# Exercise prompt:
Below are the records. Gather each line that holds "DAUER".

# Input for this task:
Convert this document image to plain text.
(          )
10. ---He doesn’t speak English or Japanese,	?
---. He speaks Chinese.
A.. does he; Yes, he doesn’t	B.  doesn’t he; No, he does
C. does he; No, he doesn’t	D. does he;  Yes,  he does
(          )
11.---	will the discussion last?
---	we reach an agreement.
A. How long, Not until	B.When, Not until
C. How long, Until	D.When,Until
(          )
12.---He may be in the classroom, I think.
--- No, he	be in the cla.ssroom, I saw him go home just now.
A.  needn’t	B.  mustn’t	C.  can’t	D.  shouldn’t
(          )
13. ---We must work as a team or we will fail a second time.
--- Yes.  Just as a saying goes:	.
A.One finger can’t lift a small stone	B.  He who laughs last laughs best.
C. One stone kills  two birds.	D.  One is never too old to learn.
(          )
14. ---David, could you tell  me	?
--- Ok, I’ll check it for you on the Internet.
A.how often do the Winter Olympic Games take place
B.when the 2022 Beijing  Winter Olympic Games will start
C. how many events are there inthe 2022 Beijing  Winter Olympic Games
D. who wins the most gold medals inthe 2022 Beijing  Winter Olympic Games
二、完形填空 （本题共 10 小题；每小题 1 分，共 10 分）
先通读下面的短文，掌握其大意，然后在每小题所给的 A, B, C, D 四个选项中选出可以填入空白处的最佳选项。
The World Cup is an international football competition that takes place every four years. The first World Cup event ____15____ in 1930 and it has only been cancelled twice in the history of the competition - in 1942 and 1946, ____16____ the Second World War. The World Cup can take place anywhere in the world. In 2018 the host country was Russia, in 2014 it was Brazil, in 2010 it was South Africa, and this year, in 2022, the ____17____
...
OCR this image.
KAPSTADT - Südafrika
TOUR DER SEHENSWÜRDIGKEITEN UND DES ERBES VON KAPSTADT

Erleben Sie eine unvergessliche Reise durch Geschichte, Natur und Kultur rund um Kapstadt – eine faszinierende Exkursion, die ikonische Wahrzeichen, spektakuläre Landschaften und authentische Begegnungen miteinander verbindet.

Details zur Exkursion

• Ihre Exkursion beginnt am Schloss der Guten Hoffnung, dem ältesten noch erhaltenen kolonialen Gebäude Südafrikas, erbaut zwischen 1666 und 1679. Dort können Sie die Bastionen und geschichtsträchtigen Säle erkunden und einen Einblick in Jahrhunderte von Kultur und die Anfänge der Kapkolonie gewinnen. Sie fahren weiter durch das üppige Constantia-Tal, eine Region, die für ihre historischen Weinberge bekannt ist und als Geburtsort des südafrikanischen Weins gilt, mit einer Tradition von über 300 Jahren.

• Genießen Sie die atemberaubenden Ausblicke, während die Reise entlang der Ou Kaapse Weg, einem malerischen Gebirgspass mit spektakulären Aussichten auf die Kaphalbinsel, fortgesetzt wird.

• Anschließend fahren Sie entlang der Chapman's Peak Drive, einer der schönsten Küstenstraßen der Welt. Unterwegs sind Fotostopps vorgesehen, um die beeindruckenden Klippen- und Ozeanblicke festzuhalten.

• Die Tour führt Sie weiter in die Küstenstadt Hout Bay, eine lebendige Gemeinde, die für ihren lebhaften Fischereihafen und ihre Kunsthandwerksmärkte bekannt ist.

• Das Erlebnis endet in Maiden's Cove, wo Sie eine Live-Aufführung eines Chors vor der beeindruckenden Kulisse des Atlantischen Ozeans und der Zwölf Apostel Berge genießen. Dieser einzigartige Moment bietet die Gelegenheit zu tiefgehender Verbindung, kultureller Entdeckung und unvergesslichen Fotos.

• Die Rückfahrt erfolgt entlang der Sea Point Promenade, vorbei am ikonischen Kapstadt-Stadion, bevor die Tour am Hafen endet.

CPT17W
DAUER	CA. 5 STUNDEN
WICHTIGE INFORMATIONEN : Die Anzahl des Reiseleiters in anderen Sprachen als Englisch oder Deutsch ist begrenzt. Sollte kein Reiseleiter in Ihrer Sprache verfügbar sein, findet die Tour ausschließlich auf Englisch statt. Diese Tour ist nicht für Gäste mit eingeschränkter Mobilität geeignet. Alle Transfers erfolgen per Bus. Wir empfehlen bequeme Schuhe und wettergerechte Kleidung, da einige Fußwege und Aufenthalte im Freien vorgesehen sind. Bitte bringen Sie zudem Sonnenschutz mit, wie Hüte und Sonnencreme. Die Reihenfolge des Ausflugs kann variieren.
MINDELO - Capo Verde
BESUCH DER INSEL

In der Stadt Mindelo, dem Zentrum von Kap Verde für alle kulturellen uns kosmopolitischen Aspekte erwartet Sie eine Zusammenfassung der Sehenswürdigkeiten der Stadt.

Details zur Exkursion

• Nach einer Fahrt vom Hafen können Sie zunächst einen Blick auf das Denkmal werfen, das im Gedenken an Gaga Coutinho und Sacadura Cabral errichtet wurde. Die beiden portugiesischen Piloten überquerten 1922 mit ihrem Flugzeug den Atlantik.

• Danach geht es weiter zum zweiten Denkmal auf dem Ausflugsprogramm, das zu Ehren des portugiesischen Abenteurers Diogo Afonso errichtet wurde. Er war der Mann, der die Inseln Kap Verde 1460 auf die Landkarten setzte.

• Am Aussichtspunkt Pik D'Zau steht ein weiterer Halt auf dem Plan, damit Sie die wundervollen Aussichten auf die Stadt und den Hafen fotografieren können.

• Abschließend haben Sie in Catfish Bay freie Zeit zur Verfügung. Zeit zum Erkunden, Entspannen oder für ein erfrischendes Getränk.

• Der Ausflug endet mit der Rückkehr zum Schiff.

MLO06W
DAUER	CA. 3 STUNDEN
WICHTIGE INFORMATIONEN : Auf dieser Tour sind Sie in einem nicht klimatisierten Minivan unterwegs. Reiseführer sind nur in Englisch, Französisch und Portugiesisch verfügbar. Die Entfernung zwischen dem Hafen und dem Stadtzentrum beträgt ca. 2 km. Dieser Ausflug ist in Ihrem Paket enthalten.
* * *
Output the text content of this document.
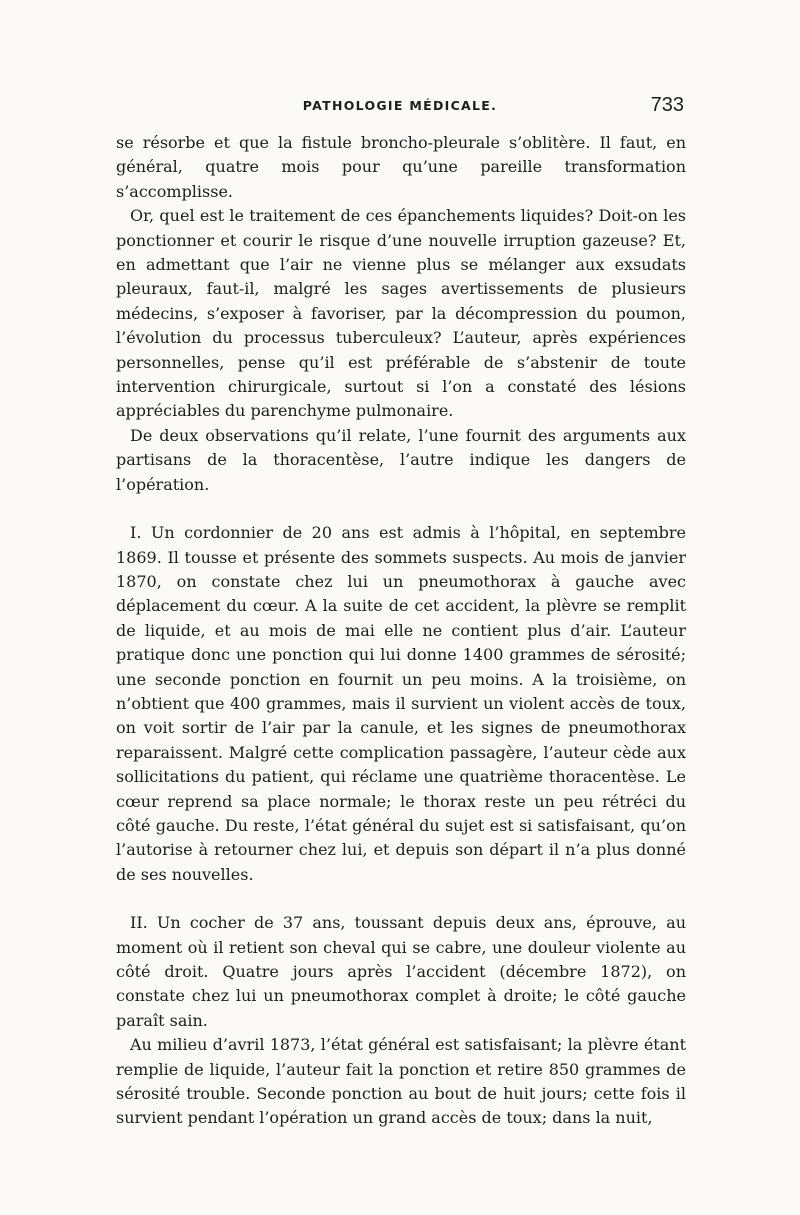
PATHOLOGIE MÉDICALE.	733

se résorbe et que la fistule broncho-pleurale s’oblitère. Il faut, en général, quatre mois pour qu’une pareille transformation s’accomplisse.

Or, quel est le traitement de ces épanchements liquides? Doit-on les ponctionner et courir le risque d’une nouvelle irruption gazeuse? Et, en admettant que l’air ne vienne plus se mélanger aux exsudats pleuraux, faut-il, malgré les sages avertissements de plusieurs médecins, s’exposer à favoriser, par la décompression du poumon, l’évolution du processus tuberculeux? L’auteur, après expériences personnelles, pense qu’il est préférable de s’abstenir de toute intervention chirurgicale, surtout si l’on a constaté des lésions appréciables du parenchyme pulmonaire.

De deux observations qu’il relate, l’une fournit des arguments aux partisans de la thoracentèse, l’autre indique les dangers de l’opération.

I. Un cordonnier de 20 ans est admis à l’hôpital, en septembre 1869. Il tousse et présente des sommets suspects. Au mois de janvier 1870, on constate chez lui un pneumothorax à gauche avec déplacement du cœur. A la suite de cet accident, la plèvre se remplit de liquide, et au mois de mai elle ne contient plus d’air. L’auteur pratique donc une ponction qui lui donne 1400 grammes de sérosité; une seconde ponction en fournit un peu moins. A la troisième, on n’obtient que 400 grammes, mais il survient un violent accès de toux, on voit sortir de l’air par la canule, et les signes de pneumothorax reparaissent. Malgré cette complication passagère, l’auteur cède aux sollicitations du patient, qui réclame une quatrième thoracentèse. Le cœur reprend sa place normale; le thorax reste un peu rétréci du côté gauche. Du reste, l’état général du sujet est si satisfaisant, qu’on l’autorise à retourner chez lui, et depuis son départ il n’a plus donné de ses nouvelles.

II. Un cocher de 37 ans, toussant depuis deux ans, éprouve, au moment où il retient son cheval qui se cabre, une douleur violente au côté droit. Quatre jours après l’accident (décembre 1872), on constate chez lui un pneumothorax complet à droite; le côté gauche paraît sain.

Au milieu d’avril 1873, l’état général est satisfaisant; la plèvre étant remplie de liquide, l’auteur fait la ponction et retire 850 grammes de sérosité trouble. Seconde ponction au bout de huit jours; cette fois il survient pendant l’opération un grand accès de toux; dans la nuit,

# Exercise solution:
DAUER	CA. 5 STUNDEN
DAUER	CA. 3 STUNDEN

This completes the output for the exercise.